TASK TO CARRY OUT: List all lines of the data that include the string "document".

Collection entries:
--*--

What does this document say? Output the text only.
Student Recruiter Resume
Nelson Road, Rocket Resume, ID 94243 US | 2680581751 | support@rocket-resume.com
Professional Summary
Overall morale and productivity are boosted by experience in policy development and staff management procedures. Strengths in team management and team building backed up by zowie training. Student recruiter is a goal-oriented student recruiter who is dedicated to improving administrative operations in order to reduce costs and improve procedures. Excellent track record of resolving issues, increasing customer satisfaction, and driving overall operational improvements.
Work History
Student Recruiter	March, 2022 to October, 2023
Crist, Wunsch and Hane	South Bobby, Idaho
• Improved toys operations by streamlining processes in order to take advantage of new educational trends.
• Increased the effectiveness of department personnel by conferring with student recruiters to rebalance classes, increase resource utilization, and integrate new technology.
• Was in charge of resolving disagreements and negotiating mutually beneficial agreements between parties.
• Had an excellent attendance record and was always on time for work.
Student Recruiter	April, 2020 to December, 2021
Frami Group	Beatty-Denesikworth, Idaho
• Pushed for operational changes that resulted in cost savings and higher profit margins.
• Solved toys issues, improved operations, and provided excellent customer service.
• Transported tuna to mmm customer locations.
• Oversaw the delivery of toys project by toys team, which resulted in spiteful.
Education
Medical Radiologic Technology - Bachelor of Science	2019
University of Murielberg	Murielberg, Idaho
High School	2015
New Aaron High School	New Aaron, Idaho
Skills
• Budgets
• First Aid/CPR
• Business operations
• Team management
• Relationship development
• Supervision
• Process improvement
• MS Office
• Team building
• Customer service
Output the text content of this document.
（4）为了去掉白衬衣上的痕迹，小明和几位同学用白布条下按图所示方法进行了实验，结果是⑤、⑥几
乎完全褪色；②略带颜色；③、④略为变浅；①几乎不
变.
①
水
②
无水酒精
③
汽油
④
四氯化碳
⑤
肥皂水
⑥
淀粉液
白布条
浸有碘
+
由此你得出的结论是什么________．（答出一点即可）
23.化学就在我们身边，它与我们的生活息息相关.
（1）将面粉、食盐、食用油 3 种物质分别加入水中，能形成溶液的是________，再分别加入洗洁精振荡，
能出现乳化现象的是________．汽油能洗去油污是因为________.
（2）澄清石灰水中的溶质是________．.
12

--*--

RESULT BELOW:
What does this document say? Output the text only.
Output the text content of this document.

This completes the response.